Exercise goal:
Collect each line containing "Gezin".

Information shown:
__________

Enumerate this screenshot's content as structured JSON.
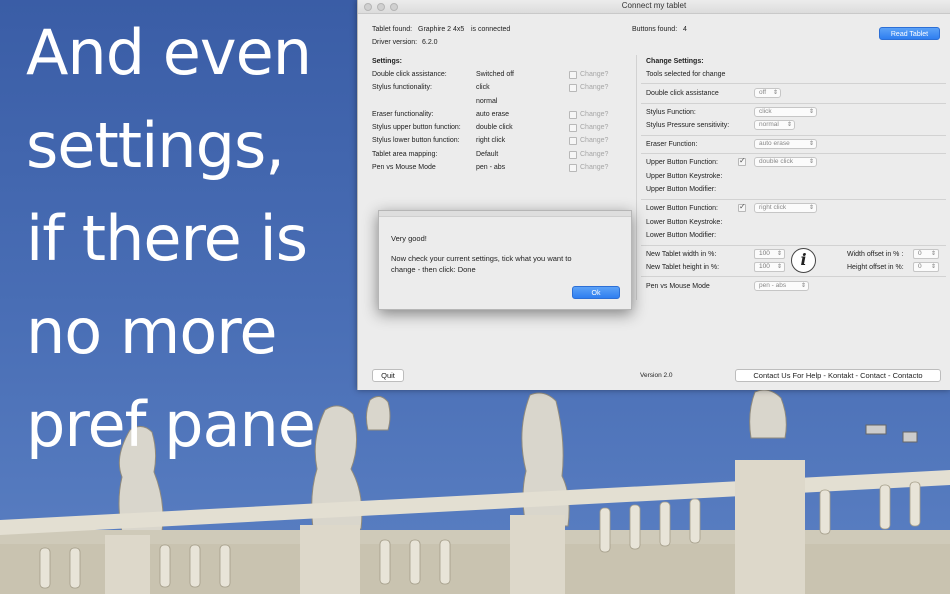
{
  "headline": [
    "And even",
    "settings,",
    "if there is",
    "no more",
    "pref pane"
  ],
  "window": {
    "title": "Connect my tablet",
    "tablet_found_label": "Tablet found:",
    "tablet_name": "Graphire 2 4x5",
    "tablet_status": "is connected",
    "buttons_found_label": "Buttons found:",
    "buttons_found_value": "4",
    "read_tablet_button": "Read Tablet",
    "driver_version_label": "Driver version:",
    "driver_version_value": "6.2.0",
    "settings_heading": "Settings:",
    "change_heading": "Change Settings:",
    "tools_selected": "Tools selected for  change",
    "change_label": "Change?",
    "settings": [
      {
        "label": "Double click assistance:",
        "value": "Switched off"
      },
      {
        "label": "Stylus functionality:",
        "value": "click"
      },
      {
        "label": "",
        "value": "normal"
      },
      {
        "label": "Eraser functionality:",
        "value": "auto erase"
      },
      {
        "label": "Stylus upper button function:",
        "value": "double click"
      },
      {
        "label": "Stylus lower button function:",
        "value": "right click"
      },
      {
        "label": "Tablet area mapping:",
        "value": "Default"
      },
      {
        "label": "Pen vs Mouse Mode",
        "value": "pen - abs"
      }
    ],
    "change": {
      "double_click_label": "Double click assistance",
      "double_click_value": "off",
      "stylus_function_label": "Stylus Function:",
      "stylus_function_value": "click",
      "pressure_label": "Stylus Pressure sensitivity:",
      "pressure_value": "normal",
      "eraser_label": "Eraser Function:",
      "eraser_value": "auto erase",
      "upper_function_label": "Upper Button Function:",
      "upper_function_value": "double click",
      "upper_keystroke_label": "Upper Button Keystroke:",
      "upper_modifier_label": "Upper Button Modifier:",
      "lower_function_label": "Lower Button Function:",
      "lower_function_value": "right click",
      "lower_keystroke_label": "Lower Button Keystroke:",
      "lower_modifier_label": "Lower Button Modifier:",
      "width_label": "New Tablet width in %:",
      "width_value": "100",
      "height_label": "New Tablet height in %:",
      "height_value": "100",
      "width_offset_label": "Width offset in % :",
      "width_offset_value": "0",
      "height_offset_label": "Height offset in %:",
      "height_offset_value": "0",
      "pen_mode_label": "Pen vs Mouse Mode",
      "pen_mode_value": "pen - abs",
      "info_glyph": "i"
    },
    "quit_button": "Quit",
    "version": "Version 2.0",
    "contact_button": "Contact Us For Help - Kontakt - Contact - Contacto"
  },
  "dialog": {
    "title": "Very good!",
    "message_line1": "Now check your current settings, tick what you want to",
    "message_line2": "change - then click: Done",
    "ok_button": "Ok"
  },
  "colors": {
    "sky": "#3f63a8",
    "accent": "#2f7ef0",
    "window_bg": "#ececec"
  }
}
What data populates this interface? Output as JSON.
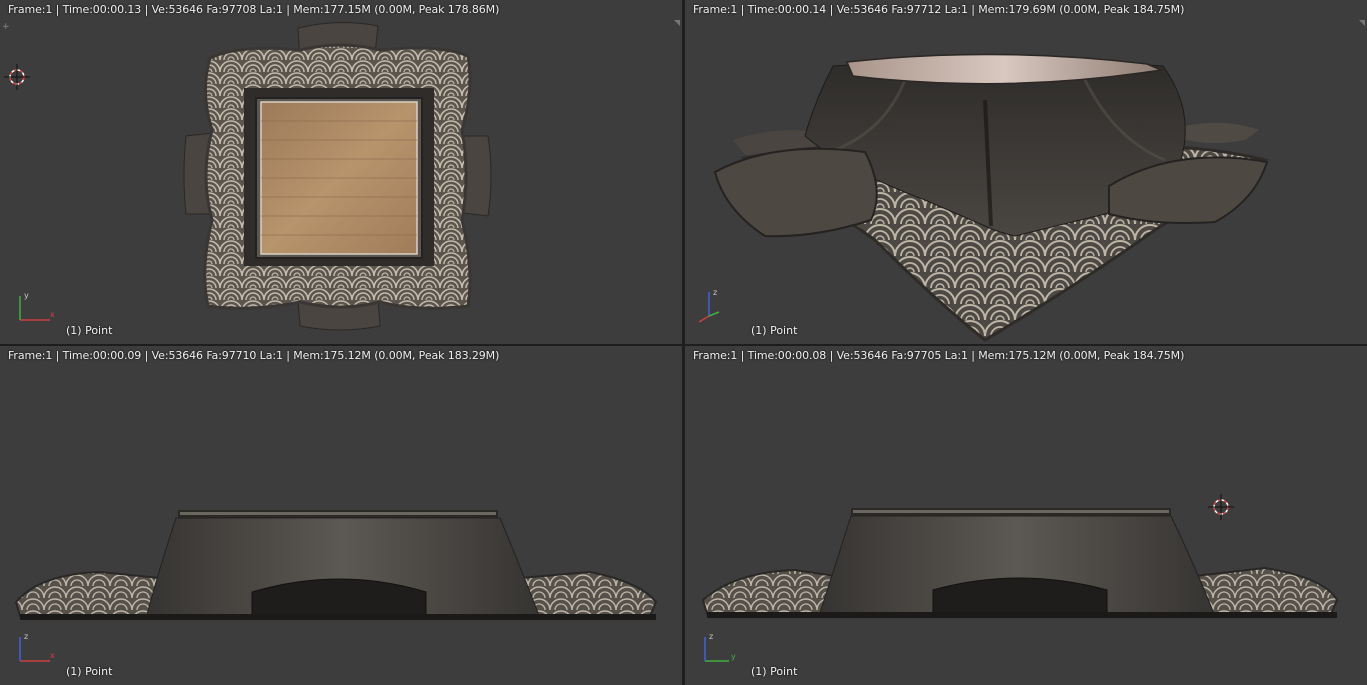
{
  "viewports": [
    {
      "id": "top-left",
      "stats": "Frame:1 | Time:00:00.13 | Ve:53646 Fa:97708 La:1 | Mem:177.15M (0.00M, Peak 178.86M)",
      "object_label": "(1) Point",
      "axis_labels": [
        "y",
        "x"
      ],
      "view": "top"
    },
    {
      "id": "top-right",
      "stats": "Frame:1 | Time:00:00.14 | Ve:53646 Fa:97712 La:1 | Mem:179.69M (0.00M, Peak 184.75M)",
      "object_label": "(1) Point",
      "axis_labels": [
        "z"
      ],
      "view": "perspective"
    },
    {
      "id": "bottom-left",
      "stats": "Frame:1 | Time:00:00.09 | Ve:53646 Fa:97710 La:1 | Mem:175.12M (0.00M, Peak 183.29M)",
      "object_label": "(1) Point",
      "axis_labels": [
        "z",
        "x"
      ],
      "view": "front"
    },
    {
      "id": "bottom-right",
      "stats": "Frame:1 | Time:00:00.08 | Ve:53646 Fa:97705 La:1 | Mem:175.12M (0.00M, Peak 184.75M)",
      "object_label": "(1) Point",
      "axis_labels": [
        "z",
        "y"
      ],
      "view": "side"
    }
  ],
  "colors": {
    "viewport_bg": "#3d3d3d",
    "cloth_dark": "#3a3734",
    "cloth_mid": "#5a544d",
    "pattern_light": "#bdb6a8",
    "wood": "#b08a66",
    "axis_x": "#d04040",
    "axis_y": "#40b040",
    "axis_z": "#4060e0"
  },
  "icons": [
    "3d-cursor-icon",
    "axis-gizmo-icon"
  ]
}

__________

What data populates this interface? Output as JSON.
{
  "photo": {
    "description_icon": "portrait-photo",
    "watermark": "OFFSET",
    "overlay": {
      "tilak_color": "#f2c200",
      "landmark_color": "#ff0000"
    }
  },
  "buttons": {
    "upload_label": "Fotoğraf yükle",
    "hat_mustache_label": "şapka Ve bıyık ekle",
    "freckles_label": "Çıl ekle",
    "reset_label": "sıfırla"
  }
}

__________

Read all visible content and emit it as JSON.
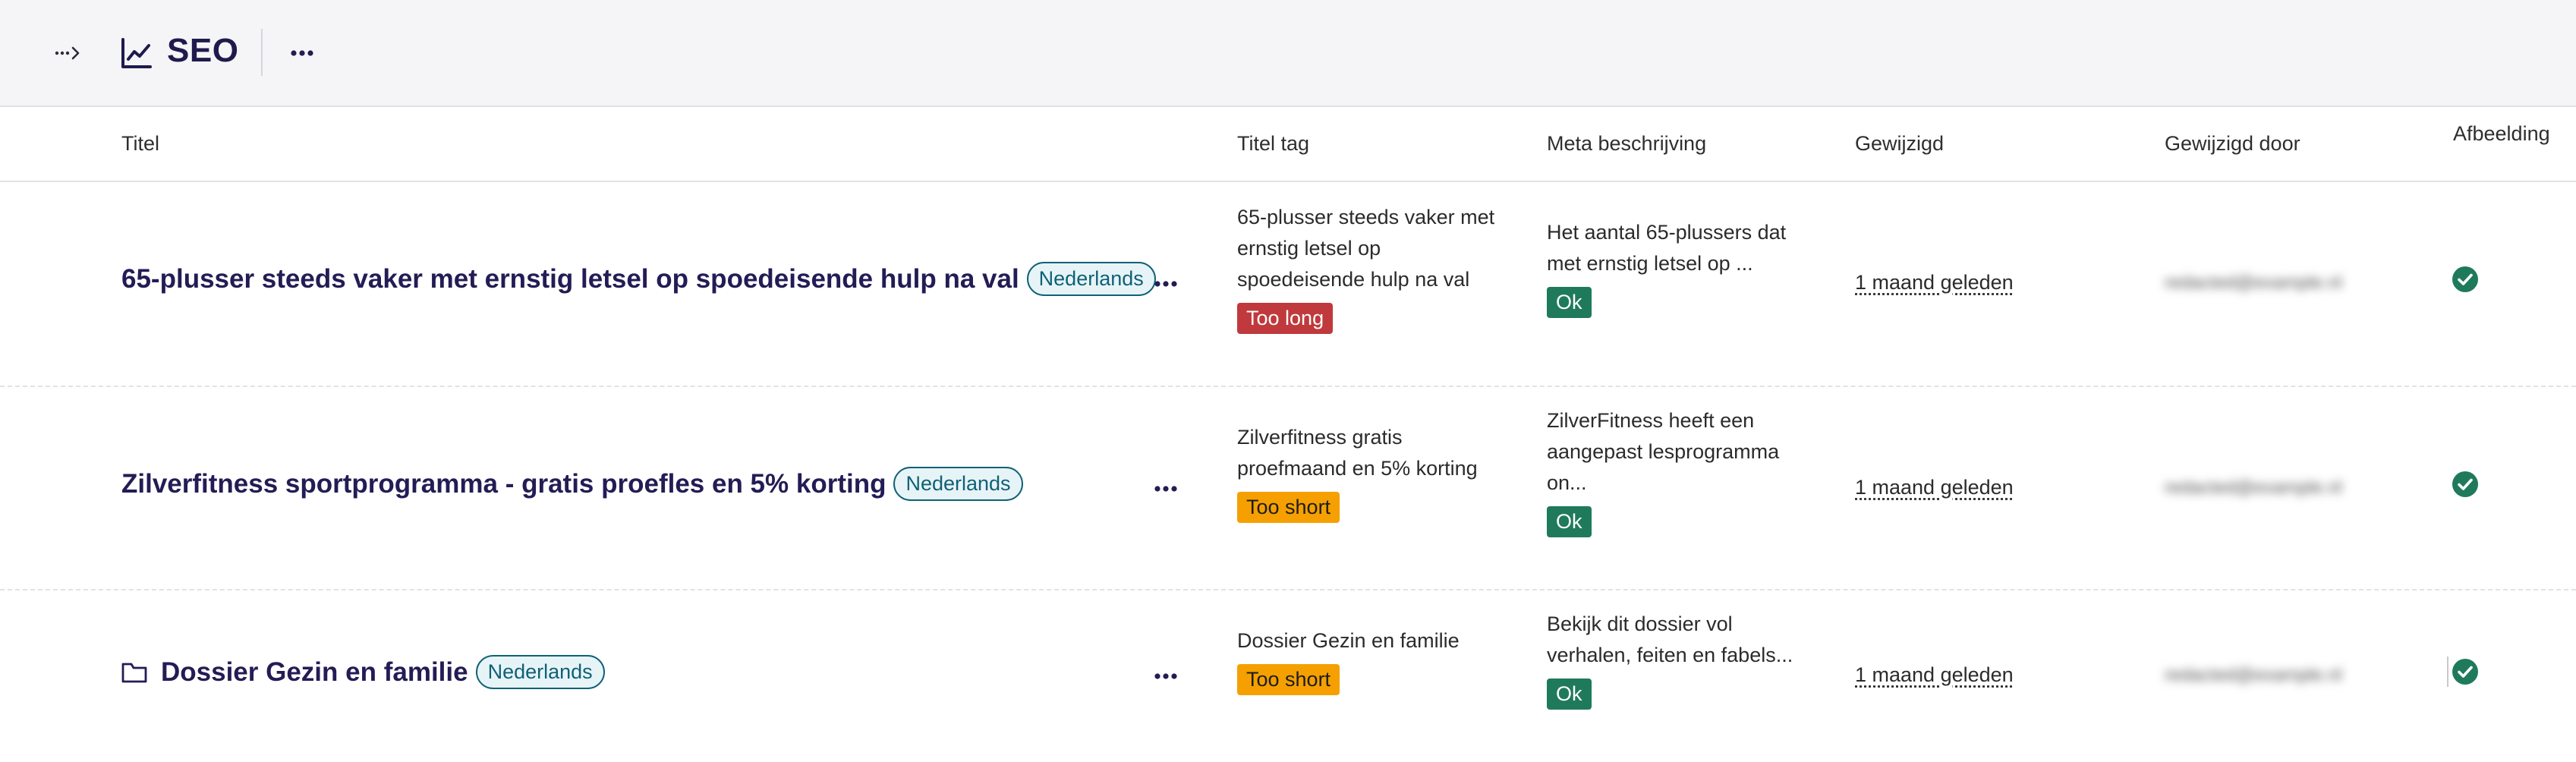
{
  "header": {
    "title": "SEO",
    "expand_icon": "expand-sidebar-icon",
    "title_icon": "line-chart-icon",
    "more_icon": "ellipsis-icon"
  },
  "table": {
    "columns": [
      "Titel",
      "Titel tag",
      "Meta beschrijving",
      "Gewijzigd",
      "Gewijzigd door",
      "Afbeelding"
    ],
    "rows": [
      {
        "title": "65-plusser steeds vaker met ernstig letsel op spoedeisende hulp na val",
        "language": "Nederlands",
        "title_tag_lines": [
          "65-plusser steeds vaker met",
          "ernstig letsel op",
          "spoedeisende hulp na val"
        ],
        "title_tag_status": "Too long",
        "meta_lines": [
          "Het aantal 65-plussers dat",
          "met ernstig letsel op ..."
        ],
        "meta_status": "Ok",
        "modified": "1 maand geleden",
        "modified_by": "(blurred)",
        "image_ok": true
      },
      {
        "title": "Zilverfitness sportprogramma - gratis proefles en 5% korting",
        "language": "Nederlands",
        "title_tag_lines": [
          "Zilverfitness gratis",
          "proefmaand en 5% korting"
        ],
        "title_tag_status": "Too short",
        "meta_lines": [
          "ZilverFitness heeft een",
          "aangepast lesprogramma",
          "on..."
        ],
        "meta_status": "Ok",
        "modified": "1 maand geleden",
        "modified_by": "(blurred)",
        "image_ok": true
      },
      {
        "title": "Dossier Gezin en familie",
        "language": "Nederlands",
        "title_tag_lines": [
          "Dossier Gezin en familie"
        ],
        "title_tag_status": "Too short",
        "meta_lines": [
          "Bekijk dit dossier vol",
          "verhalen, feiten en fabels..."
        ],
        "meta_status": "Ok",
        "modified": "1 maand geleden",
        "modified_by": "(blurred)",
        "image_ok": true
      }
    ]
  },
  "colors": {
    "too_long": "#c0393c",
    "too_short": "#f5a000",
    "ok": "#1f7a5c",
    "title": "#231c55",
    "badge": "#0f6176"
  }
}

__________

Full output:
        "title": "Dossier Gezin en familie",
          "Dossier Gezin en familie"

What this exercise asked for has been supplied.